### [Exercise prompt]
Update the lines between the one holding "bar-segment [431,168,484,221]" and the one holding "legend-label: case [757,9,793,28]", inclusive, so that "bar-segment" becomes "stacked-bar" and nothing else changes. Give back only those lines.

### [Bounding box entries]
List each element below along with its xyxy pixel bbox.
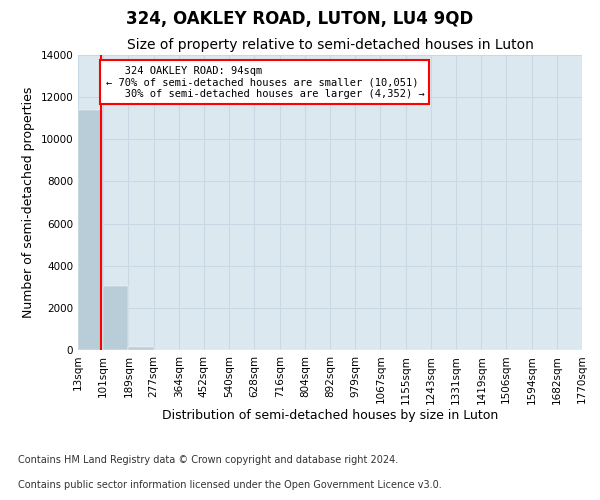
Y-axis label: Number of semi-detached properties: Number of semi-detached properties <box>22 87 35 318</box>
Bar <box>103 286 128 350</box>
Text: 324, OAKLEY ROAD, LUTON, LU4 9QD: 324, OAKLEY ROAD, LUTON, LU4 9QD <box>127 10 473 28</box>
Title: Size of property relative to semi-detached houses in Luton: Size of property relative to semi-detach… <box>127 38 533 52</box>
Bar <box>128 347 154 350</box>
Text: 324 OAKLEY ROAD: 94sqm
← 70% of semi-detached houses are smaller (10,051)
   30%: 324 OAKLEY ROAD: 94sqm ← 70% of semi-det… <box>106 66 424 98</box>
Text: Contains HM Land Registry data © Crown copyright and database right 2024.: Contains HM Land Registry data © Crown c… <box>18 455 398 465</box>
X-axis label: Distribution of semi-detached houses by size in Luton: Distribution of semi-detached houses by … <box>162 409 498 422</box>
Bar <box>78 110 103 350</box>
Text: Contains public sector information licensed under the Open Government Licence v3: Contains public sector information licen… <box>18 480 442 490</box>
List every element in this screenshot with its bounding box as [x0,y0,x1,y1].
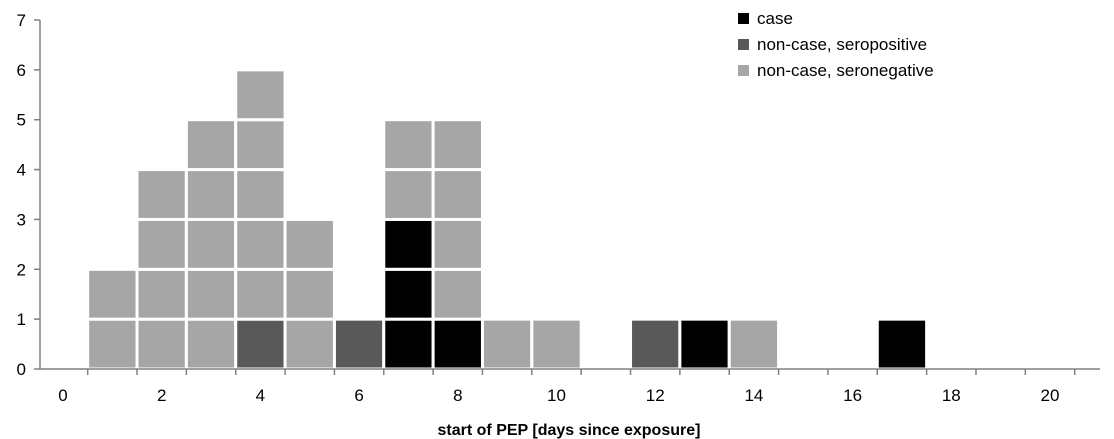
bar-segment [431,168,484,221]
bar-segment [727,317,781,371]
bar-segment [184,118,238,172]
bar-segment [629,317,682,371]
bar-segment [678,317,731,371]
bar-segment [184,168,238,221]
x-tick-label: 18 [942,386,961,405]
bar-segment [382,168,435,221]
legend: case non-case, seropositive non-case, sero… [738,9,934,80]
legend-label: case [757,9,793,28]
bar-segment [86,267,139,321]
bar-segment [530,317,583,371]
bar-segment [234,317,287,371]
legend-swatch [738,39,749,50]
x-tick-label: 4 [256,386,265,405]
x-tick-label: 16 [843,386,862,405]
bar-segment [431,267,484,321]
bar-segment [382,267,435,321]
y-ticks: 0 1 2 3 4 5 6 7 [17,11,40,379]
y-tick-label: 6 [17,61,26,80]
x-tick-label: 12 [646,386,665,405]
x-axis-title: start of PEP [days since exposure] [438,422,701,439]
legend-swatch [738,65,749,76]
bar-segment [86,317,139,371]
x-tick-label: 20 [1041,386,1060,405]
bar-segment [234,267,287,321]
legend-label: non-case, seropositive [757,35,927,54]
y-tick-label: 0 [17,360,26,379]
bar-segment [332,317,386,371]
x-tick-label: 10 [547,386,566,405]
bar-segment [283,217,336,271]
bar-segment [135,168,188,221]
bar-segment [382,217,435,271]
bars [86,68,929,371]
bar-segment [480,317,534,371]
bar-segment [382,118,435,172]
bar-segment [135,267,188,321]
axes [39,20,1100,370]
bar-segment [135,217,188,271]
x-tick-label: 14 [744,386,763,405]
legend-label: non-case, seronegative [757,61,934,80]
bar-segment [135,317,188,371]
x-tick-label: 0 [58,386,67,405]
bar-segment [184,317,238,371]
y-tick-label: 4 [17,161,26,180]
legend-swatch [738,13,749,24]
bar-segment [431,317,484,371]
bar-segment [382,317,435,371]
bar-segment [234,118,287,172]
bar-segment [234,68,287,122]
bar-segment [234,168,287,221]
bar-segment [184,217,238,271]
bar-segment [875,317,929,371]
bar-segment [283,267,336,321]
y-tick-label: 3 [17,210,26,229]
bar-segment [234,217,287,271]
x-tick-label: 6 [354,386,363,405]
y-tick-label: 1 [17,310,26,329]
bar-segment [431,118,484,172]
x-tick-label: 8 [453,386,462,405]
y-tick-label: 7 [17,11,26,30]
y-tick-label: 2 [17,260,26,279]
x-tick-label: 2 [157,386,166,405]
bar-segment [184,267,238,321]
bar-segment [283,317,336,371]
x-ticks: 0 2 4 6 8 10 12 14 16 18 20 [58,369,1076,405]
y-tick-label: 5 [17,111,26,130]
bar-segment [431,217,484,271]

### [The response]
stacked-bar [431,168,484,221]
stacked-bar [727,317,781,371]
stacked-bar [184,118,238,172]
stacked-bar [629,317,682,371]
stacked-bar [678,317,731,371]
stacked-bar [184,168,238,221]
x-tick-label: 18 [942,386,961,405]
stacked-bar [382,168,435,221]
legend: case non-case, seropositive non-case, sero… [738,9,934,80]
legend-label: case [757,9,793,28]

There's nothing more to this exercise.